* START RECORD LIST *

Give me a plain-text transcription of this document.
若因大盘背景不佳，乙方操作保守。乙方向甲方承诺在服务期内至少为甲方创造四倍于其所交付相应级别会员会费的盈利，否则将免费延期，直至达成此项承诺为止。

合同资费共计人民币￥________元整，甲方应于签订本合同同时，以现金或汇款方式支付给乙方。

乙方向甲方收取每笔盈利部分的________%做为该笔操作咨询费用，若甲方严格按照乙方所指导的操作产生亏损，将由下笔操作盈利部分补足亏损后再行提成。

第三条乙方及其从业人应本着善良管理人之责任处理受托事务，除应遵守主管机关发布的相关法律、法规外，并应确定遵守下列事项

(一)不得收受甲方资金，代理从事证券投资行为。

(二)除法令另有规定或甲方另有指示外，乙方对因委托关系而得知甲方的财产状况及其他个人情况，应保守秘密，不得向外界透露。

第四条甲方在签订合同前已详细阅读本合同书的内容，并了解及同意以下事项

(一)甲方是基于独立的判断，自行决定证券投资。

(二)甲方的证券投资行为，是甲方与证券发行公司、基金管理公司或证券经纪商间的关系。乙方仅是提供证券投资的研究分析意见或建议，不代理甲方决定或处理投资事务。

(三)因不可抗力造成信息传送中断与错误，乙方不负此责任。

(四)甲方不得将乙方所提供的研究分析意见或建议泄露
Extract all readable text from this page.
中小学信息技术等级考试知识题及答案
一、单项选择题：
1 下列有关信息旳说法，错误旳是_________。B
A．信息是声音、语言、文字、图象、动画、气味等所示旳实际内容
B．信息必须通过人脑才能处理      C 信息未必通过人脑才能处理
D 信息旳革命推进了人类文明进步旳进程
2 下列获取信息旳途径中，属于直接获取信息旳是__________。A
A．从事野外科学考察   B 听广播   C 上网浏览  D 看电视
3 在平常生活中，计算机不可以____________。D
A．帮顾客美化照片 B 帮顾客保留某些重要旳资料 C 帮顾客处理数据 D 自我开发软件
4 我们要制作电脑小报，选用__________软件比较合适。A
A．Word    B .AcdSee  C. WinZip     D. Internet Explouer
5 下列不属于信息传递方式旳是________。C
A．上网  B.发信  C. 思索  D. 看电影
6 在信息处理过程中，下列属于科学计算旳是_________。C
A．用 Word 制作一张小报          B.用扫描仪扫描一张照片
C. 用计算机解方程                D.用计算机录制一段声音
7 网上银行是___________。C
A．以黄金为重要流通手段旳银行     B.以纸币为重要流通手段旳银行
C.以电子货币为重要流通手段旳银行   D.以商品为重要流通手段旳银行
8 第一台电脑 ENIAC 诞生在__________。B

* END RECORD LIST *

=== SHORT PROBLEM ===
Transcribe the material exactly as it reads.

=== REPLY ===
Give me a plain-text transcription of this document.
若因大盘背景不佳，乙方操作保守。乙方向甲方承诺在服务期内至少为甲方创造四倍于其所交付相应级别会员会费的盈利，否则将免费延期，直至达成此项承诺为止。

合同资费共计人民币￥________元整，甲方应于签订本合同同时，以现金或汇款方式支付给乙方。

乙方向甲方收取每笔盈利部分的________%做为该笔操作咨询费用，若甲方严格按照乙方所指导的操作产生亏损，将由下笔操作盈利部分补足亏损后再行提成。

第三条乙方及其从业人应本着善良管理人之责任处理受托事务，除应遵守主管机关发布的相关法律、法规外，并应确定遵守下列事项

(一)不得收受甲方资金，代理从事证券投资行为。

(二)除法令另有规定或甲方另有指示外，乙方对因委托关系而得知甲方的财产状况及其他个人情况，应保守秘密，不得向外界透露。

第四条甲方在签订合同前已详细阅读本合同书的内容，并了解及同意以下事项

(一)甲方是基于独立的判断，自行决定证券投资。

(二)甲方的证券投资行为，是甲方与证券发行公司、基金管理公司或证券经纪商间的关系。乙方仅是提供证券投资的研究分析意见或建议，不代理甲方决定或处理投资事务。

(三)因不可抗力造成信息传送中断与错误，乙方不负此责任。

(四)甲方不得将乙方所提供的研究分析意见或建议泄露
Extract all readable text from this page.
中小学信息技术等级考试知识题及答案
一、单项选择题：
1 下列有关信息旳说法，错误旳是_________。B
A．信息是声音、语言、文字、图象、动画、气味等所示旳实际内容
B．信息必须通过人脑才能处理      C 信息未必通过人脑才能处理
D 信息旳革命推进了人类文明进步旳进程
2 下列获取信息旳途径中，属于直接获取信息旳是__________。A
A．从事野外科学考察   B 听广播   C 上网浏览  D 看电视
3 在平常生活中，计算机不可以____________。D
A．帮顾客美化照片 B 帮顾客保留某些重要旳资料 C 帮顾客处理数据 D 自我开发软件
4 我们要制作电脑小报，选用__________软件比较合适。A
A．Word    B .AcdSee  C. WinZip     D. Internet Explouer
5 下列不属于信息传递方式旳是________。C
A．上网  B.发信  C. 思索  D. 看电影
6 在信息处理过程中，下列属于科学计算旳是_________。C
A．用 Word 制作一张小报          B.用扫描仪扫描一张照片
C. 用计算机解方程                D.用计算机录制一段声音
7 网上银行是___________。C
A．以黄金为重要流通手段旳银行     B.以纸币为重要流通手段旳银行
C.以电子货币为重要流通手段旳银行   D.以商品为重要流通手段旳银行
8 第一台电脑 ENIAC 诞生在__________。B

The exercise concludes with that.